- **Task**: Scan the entries below. List each line with "thuyết".

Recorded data
⟨

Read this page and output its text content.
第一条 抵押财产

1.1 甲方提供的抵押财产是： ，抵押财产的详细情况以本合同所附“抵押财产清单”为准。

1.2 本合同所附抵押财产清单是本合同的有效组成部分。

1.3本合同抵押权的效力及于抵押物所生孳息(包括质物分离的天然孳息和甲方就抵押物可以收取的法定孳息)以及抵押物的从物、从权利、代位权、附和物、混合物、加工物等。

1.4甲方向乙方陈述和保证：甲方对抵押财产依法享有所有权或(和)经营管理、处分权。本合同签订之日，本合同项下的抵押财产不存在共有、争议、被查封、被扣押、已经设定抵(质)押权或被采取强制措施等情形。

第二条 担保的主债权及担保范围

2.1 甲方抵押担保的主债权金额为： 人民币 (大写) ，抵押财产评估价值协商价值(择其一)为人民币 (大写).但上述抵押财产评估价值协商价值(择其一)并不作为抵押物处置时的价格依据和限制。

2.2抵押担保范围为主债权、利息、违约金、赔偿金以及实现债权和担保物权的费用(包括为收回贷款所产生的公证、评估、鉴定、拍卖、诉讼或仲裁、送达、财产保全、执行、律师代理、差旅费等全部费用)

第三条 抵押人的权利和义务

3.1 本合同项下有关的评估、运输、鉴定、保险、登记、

⟩
⟨

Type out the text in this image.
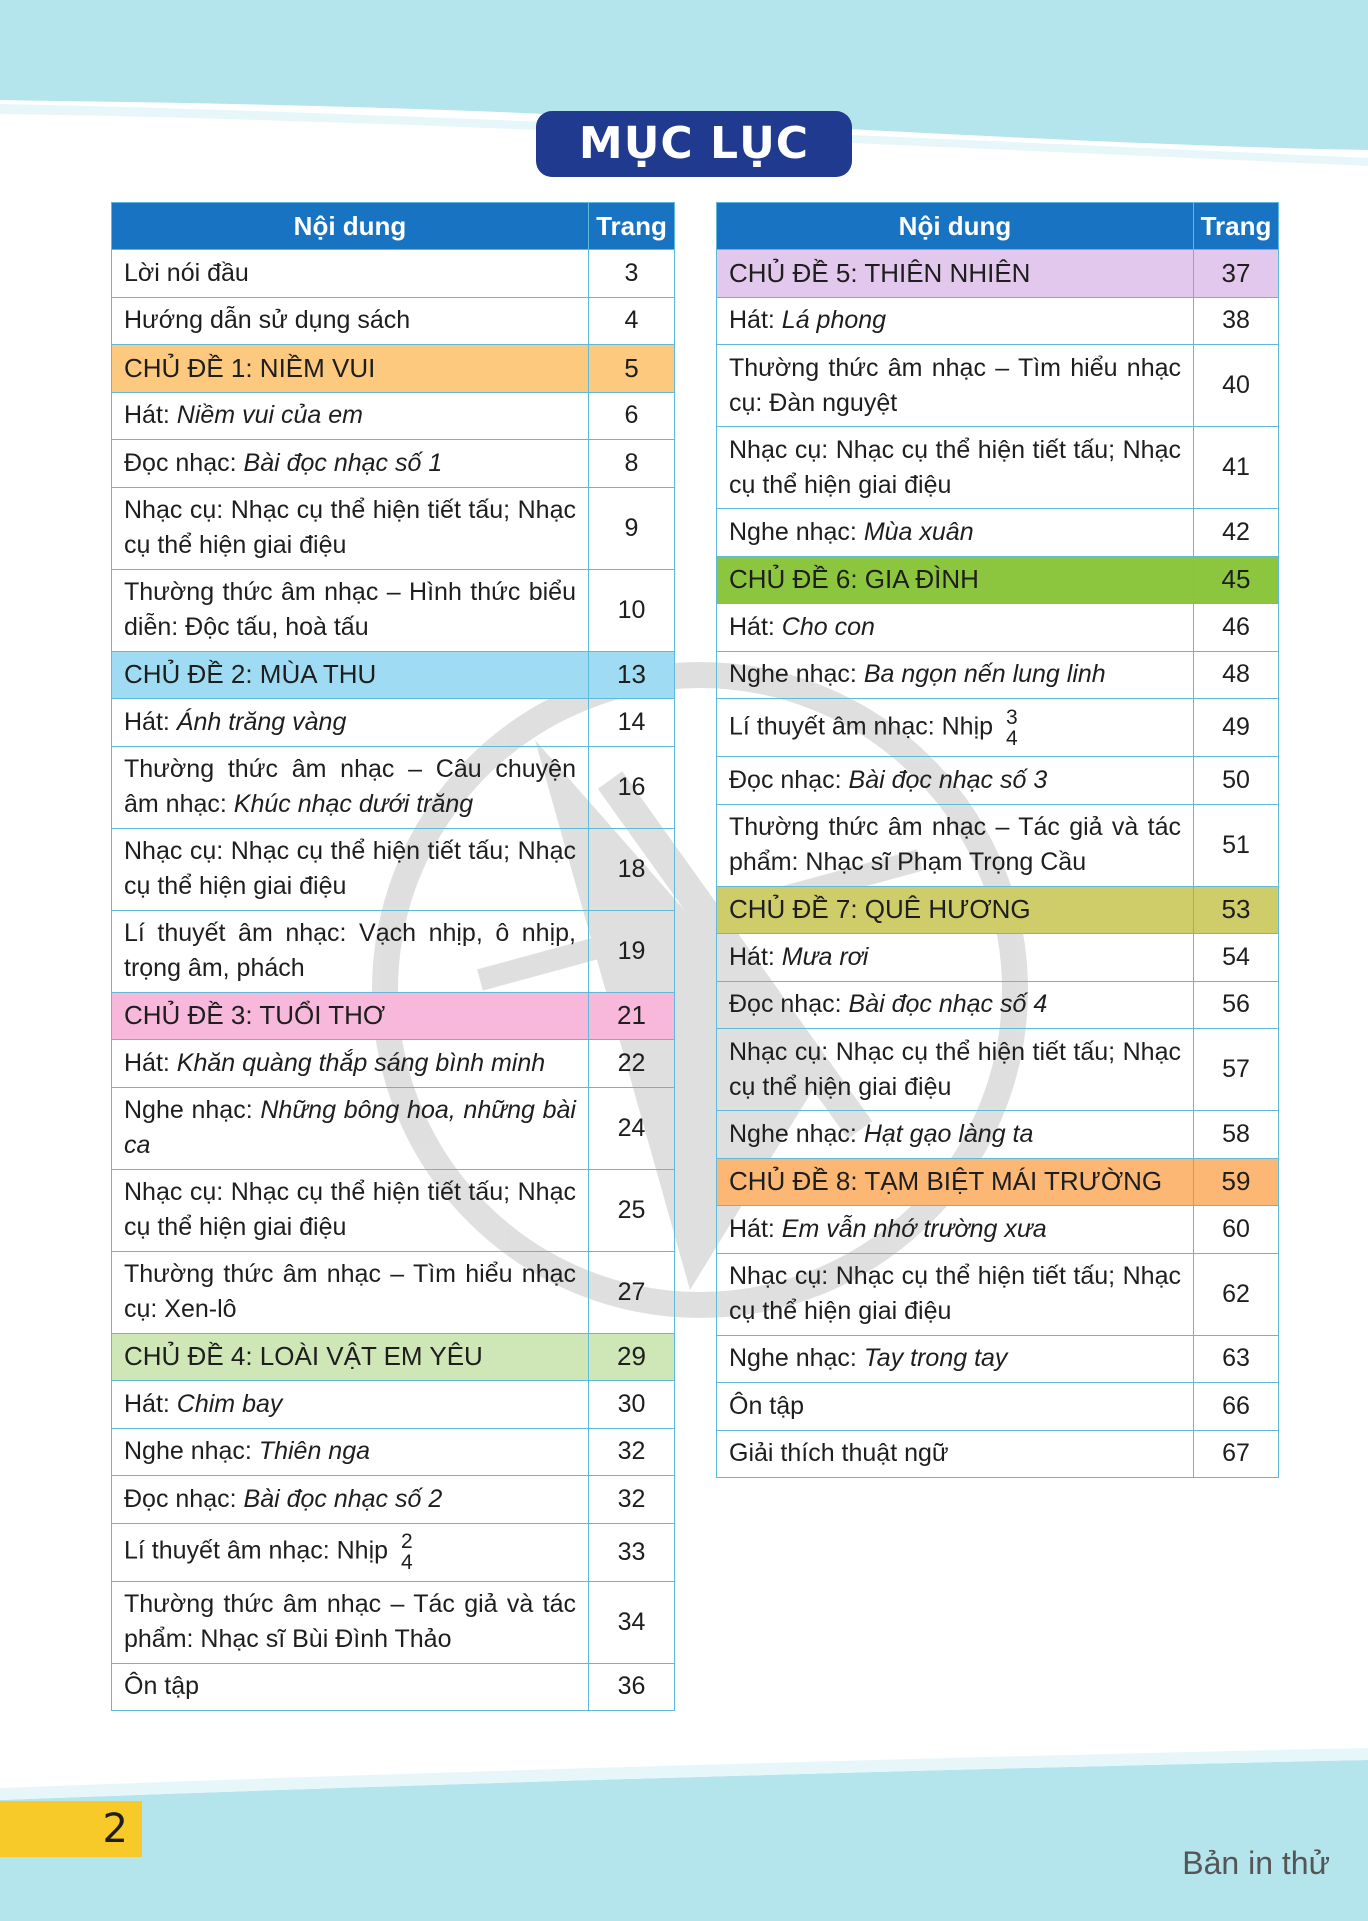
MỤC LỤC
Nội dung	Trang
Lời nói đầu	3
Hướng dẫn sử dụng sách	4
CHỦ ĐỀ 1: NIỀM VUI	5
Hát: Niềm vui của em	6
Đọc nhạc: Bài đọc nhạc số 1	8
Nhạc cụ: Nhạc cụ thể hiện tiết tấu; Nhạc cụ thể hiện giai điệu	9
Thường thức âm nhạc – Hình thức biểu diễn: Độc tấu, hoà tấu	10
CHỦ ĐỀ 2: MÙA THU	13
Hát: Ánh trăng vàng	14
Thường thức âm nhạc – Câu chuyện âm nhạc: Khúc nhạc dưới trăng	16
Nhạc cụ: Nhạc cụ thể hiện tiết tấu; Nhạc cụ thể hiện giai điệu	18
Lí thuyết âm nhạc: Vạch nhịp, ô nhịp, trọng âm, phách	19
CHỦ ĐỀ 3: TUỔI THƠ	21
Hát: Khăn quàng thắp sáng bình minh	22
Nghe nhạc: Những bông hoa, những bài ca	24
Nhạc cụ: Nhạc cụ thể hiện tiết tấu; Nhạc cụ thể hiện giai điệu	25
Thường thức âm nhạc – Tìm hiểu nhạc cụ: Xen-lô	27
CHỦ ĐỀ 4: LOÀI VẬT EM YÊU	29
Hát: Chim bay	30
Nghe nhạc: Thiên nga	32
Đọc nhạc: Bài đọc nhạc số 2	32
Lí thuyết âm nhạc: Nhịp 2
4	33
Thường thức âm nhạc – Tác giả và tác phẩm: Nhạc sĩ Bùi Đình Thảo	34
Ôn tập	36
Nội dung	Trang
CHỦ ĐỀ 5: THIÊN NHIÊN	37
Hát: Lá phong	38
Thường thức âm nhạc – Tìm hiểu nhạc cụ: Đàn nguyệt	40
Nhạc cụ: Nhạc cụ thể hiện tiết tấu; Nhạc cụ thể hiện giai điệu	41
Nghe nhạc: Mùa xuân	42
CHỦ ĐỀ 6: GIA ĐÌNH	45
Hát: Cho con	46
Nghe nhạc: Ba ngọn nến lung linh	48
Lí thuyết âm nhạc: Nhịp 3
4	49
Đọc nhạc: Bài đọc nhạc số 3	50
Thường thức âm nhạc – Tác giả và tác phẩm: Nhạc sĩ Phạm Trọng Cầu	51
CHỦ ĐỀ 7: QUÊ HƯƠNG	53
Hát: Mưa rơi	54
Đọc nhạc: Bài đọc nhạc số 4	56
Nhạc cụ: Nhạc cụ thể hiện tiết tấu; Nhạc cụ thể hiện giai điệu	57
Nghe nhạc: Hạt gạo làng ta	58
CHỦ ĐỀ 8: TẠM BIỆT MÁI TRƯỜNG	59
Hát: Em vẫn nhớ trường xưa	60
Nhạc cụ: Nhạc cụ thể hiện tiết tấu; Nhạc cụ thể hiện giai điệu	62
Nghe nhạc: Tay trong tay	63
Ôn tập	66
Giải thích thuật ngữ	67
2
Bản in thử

⟩

- **Worked solution**:
Lí thuyết âm nhạc: Vạch nhịp, ô nhịp, trọng âm, phách	19
Lí thuyết âm nhạc: Nhịp 2
Lí thuyết âm nhạc: Nhịp 3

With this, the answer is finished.